● Task to complete
Look through the material below for "from". Copy every line that contains it.

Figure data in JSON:
━━━

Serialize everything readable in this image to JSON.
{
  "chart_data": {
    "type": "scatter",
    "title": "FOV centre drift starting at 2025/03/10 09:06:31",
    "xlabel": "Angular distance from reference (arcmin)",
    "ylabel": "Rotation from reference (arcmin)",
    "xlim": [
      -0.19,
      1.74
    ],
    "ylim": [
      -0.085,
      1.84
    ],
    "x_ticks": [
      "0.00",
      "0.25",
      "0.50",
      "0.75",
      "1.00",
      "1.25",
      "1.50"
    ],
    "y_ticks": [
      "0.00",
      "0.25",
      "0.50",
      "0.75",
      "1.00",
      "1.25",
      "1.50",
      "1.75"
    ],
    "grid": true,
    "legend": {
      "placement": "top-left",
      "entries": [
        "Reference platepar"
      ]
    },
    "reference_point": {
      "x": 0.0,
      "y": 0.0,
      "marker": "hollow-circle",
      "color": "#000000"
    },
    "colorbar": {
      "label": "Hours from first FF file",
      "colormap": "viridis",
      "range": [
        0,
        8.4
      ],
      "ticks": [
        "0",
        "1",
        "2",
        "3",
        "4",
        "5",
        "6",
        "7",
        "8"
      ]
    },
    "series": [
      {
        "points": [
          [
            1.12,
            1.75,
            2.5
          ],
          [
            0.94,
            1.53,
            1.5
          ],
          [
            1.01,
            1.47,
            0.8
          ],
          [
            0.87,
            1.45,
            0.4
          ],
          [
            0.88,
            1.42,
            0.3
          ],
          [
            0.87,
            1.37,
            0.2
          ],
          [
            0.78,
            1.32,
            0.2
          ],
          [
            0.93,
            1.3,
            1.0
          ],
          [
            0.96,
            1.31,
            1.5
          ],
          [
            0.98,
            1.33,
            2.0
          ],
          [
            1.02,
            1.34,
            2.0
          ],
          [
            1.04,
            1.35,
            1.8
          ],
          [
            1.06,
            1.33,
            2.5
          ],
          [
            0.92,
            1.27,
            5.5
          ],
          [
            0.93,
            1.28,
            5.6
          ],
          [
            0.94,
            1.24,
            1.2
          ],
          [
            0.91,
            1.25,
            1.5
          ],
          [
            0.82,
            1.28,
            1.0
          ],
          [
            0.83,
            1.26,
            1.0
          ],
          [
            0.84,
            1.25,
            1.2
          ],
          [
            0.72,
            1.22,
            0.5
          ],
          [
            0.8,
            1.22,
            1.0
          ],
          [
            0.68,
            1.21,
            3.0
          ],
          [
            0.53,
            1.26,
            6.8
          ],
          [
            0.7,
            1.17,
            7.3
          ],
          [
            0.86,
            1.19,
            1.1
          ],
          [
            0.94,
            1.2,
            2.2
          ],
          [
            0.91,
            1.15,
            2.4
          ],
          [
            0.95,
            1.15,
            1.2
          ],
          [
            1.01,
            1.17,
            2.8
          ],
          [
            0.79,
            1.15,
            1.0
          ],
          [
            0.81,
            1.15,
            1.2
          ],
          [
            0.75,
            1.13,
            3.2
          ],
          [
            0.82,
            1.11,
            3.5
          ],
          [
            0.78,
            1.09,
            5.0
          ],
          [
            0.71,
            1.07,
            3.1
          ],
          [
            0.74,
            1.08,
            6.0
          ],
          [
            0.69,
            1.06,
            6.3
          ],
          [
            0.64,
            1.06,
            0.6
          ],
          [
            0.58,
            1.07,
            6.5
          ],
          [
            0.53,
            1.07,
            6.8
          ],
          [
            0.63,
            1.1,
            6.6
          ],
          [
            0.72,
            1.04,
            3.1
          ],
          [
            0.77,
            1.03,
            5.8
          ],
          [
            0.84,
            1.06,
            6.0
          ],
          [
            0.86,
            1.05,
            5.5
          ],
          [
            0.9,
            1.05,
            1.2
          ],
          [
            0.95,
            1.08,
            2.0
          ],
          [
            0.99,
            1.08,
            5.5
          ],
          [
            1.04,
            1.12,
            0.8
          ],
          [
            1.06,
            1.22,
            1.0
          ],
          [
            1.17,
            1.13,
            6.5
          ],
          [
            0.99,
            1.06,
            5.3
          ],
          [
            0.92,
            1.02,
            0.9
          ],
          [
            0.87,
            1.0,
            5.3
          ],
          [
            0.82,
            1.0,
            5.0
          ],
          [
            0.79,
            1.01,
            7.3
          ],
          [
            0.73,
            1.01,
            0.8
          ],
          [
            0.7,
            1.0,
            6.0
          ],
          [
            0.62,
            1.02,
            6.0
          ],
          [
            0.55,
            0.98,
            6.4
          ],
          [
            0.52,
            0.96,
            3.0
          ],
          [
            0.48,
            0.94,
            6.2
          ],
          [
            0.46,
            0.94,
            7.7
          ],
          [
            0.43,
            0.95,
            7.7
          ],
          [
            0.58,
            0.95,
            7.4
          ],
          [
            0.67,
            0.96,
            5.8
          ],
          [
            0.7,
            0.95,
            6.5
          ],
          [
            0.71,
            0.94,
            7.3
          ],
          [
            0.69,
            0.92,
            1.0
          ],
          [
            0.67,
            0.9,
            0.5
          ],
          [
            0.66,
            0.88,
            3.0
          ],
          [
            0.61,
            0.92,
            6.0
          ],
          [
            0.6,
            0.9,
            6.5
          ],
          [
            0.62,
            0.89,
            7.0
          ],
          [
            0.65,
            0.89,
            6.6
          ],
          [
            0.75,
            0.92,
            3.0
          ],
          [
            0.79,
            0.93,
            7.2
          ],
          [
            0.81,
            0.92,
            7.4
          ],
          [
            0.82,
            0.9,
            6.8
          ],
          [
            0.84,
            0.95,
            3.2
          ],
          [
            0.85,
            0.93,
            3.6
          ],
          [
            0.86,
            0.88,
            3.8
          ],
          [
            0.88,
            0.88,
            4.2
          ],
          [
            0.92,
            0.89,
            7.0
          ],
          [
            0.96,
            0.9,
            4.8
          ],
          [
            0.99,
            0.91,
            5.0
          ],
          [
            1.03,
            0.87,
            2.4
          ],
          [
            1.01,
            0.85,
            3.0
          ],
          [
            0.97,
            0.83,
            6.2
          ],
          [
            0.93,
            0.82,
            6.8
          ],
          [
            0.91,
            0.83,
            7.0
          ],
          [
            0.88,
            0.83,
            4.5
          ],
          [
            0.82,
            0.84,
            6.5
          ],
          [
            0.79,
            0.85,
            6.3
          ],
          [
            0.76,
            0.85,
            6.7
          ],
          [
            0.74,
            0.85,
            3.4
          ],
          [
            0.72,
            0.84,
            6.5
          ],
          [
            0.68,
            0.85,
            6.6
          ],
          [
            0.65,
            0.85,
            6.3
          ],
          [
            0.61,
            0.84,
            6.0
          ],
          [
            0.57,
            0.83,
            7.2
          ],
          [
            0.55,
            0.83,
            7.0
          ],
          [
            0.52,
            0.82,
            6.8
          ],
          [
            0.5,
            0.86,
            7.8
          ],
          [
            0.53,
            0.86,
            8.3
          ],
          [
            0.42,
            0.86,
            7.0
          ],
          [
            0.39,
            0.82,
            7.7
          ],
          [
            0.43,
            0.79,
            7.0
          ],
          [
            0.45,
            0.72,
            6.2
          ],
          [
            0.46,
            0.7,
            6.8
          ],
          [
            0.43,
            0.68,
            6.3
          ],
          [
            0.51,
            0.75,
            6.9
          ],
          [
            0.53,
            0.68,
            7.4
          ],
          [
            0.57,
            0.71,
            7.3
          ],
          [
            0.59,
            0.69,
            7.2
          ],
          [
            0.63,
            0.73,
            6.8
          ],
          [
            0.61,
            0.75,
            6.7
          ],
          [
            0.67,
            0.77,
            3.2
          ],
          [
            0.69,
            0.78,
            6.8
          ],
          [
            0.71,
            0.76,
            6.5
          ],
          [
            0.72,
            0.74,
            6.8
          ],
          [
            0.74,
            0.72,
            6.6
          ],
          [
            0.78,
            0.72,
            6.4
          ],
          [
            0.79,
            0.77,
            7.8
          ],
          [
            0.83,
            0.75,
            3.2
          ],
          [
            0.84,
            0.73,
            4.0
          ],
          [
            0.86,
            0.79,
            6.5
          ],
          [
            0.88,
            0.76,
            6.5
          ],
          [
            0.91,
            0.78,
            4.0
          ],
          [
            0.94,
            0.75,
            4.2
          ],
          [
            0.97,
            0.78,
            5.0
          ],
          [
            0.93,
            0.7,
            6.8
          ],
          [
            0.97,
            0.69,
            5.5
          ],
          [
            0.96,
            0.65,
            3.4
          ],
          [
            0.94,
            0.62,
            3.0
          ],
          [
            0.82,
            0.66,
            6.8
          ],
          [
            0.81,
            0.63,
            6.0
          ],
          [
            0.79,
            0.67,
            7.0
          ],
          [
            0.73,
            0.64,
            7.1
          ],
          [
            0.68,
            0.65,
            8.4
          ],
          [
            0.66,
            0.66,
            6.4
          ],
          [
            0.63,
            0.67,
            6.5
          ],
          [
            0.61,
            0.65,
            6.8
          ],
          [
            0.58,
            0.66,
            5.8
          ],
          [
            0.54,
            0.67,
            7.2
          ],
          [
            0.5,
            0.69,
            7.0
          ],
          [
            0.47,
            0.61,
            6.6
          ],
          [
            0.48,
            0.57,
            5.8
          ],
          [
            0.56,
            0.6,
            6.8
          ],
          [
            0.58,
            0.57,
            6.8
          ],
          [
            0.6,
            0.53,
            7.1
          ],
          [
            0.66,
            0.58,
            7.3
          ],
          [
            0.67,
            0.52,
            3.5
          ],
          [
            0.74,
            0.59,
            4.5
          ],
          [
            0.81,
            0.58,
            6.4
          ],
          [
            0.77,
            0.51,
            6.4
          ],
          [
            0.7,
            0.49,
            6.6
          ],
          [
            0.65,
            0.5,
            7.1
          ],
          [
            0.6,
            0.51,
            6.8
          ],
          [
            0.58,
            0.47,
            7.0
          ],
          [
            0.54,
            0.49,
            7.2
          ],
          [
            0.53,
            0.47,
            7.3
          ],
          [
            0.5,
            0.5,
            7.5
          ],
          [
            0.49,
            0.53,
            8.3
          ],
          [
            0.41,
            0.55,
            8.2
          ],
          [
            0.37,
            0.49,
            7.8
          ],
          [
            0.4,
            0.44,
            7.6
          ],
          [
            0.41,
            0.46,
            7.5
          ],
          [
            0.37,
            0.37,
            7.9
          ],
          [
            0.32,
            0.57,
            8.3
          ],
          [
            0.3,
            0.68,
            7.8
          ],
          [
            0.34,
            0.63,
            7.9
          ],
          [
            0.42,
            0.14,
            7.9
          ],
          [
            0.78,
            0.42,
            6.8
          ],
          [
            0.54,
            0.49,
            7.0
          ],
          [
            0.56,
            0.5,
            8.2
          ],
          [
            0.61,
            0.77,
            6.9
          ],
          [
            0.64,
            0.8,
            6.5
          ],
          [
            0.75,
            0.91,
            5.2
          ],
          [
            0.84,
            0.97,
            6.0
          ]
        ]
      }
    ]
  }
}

━━━

● Exercise solution
    "xlabel": "Angular distance from reference (arcmin)",
    "ylabel": "Rotation from reference (arcmin)",
      "label": "Hours from first FF file",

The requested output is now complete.